Copy the entries below exactly. Images do not belong in the copy.

### [MATERIAL SUPPLIED]
>> START

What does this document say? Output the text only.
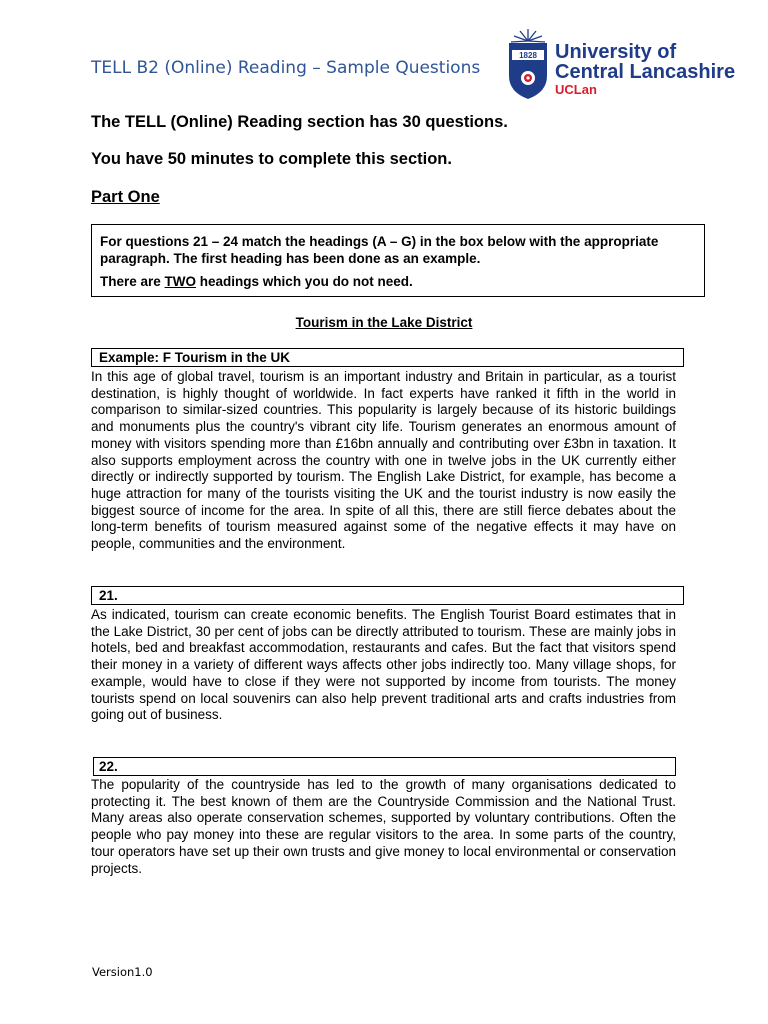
TELL B2 (Online) Reading – Sample Questions
1828 University of
Central Lancashire
UCLan
The TELL (Online) Reading section has 30 questions.
You have 50 minutes to complete this section.
Part One

For questions 21 – 24 match the headings (A – G) in the box below with the appropriate paragraph. The first heading has been done as an example.

There are TWO headings which you do not need.

Tourism in the Lake District
Example: F Tourism in the UK

In this age of global travel, tourism is an important industry and Britain in particular, as a tourist destination, is highly thought of worldwide. In fact experts have ranked it fifth in the world in comparison to similar-sized countries. This popularity is largely because of its historic buildings and monuments plus the country's vibrant city life. Tourism generates an enormous amount of money with visitors spending more than £16bn annually and contributing over £3bn in taxation. It also supports employment across the country with one in twelve jobs in the UK currently either directly or indirectly supported by tourism. The English Lake District, for example, has become a huge attraction for many of the tourists visiting the UK and the tourist industry is now easily the biggest source of income for the area. In spite of all this, there are still fierce debates about the long-term benefits of tourism measured against some of the negative effects it may have on people, communities and the environment.

21.

As indicated, tourism can create economic benefits. The English Tourist Board estimates that in the Lake District, 30 per cent of jobs can be directly attributed to tourism. These are mainly jobs in hotels, bed and breakfast accommodation, restaurants and cafes. But the fact that visitors spend their money in a variety of different ways affects other jobs indirectly too. Many village shops, for example, would have to close if they were not supported by income from tourists. The money tourists spend on local souvenirs can also help prevent traditional arts and crafts industries from going out of business.

22.

The popularity of the countryside has led to the growth of many organisations dedicated to protecting it. The best known of them are the Countryside Commission and the National Trust. Many areas also operate conservation schemes, supported by voluntary contributions. Often the people who pay money into these are regular visitors to the area. In some parts of the country, tour operators have set up their own trusts and give money to local environmental or conservation projects.

Version1.0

>> END

### [OUTPUT FOR THIS TASK]
What does this document say? Output the text only.
TELL B2 (Online) Reading – Sample Questions
1828 University of
Central Lancashire
UCLan
The TELL (Online) Reading section has 30 questions.
You have 50 minutes to complete this section.
Part One

For questions 21 – 24 match the headings (A – G) in the box below with the appropriate paragraph. The first heading has been done as an example.

There are TWO headings which you do not need.

Tourism in the Lake District
Example: F Tourism in the UK

In this age of global travel, tourism is an important industry and Britain in particular, as a tourist destination, is highly thought of worldwide. In fact experts have ranked it fifth in the world in comparison to similar-sized countries. This popularity is largely because of its historic buildings and monuments plus the country's vibrant city life. Tourism generates an enormous amount of money with visitors spending more than £16bn annually and contributing over £3bn in taxation. It also supports employment across the country with one in twelve jobs in the UK currently either directly or indirectly supported by tourism. The English Lake District, for example, has become a huge attraction for many of the tourists visiting the UK and the tourist industry is now easily the biggest source of income for the area. In spite of all this, there are still fierce debates about the long-term benefits of tourism measured against some of the negative effects it may have on people, communities and the environment.

21.

As indicated, tourism can create economic benefits. The English Tourist Board estimates that in the Lake District, 30 per cent of jobs can be directly attributed to tourism. These are mainly jobs in hotels, bed and breakfast accommodation, restaurants and cafes. But the fact that visitors spend their money in a variety of different ways affects other jobs indirectly too. Many village shops, for example, would have to close if they were not supported by income from tourists. The money tourists spend on local souvenirs can also help prevent traditional arts and crafts industries from going out of business.

22.

The popularity of the countryside has led to the growth of many organisations dedicated to protecting it. The best known of them are the Countryside Commission and the National Trust. Many areas also operate conservation schemes, supported by voluntary contributions. Often the people who pay money into these are regular visitors to the area. In some parts of the country, tour operators have set up their own trusts and give money to local environmental or conservation projects.

Version1.0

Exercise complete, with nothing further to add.